# Exercise
Set down, word for word, the stretch of lines from the one containing "Transcribe this image's" to the end of the records below.
▽
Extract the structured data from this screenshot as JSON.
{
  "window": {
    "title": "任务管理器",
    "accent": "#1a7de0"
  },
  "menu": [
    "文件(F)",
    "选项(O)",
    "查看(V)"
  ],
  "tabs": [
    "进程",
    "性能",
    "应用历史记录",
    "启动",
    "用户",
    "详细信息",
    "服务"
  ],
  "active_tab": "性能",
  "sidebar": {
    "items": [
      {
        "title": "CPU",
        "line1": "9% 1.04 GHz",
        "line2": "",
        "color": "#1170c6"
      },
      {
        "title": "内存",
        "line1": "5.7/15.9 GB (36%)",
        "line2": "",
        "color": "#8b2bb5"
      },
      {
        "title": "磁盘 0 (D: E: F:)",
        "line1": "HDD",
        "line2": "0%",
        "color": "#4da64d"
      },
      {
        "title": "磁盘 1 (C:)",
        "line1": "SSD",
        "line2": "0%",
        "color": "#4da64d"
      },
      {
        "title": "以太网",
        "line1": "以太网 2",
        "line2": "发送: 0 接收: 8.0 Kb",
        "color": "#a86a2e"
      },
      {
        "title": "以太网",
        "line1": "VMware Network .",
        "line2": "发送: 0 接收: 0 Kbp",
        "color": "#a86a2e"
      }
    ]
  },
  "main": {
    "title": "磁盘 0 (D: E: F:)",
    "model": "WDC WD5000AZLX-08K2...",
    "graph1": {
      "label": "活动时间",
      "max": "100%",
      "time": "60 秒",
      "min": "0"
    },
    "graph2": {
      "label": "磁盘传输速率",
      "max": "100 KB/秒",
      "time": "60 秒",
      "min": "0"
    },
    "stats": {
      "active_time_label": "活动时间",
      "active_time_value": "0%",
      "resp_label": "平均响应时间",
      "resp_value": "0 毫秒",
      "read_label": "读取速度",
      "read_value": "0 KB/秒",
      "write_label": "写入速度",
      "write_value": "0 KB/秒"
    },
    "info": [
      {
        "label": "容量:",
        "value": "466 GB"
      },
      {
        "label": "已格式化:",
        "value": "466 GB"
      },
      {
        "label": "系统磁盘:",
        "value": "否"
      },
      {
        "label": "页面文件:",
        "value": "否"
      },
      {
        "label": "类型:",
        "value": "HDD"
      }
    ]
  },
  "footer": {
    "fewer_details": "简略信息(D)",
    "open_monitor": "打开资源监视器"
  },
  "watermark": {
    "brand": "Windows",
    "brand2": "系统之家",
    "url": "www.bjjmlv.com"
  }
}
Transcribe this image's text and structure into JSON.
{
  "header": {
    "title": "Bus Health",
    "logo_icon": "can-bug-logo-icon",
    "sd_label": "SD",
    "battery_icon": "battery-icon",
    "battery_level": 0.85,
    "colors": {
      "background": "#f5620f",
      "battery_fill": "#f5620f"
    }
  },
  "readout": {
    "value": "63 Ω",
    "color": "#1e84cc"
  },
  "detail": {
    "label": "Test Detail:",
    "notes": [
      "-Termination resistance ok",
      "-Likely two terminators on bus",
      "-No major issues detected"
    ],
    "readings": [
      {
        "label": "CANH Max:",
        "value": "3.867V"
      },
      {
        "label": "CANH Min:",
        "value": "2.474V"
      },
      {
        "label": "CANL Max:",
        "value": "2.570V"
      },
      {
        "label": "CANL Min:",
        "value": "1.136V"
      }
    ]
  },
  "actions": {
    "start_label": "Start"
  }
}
△
# Worked answer
Transcribe this image's text and structure into JSON.
{
  "header": {
    "title": "Bus Health",
    "logo_icon": "can-bug-logo-icon",
    "sd_label": "SD",
    "battery_icon": "battery-icon",
    "battery_level": 0.85,
    "colors": {
      "background": "#f5620f",
      "battery_fill": "#f5620f"
    }
  },
  "readout": {
    "value": "63 Ω",
    "color": "#1e84cc"
  },
  "detail": {
    "label": "Test Detail:",
    "notes": [
      "-Termination resistance ok",
      "-Likely two terminators on bus",
      "-No major issues detected"
    ],
    "readings": [
      {
        "label": "CANH Max:",
        "value": "3.867V"
      },
      {
        "label": "CANH Min:",
        "value": "2.474V"
      },
      {
        "label": "CANL Max:",
        "value": "2.570V"
      },
      {
        "label": "CANL Min:",
        "value": "1.136V"
      }
    ]
  },
  "actions": {
    "start_label": "Start"
  }
}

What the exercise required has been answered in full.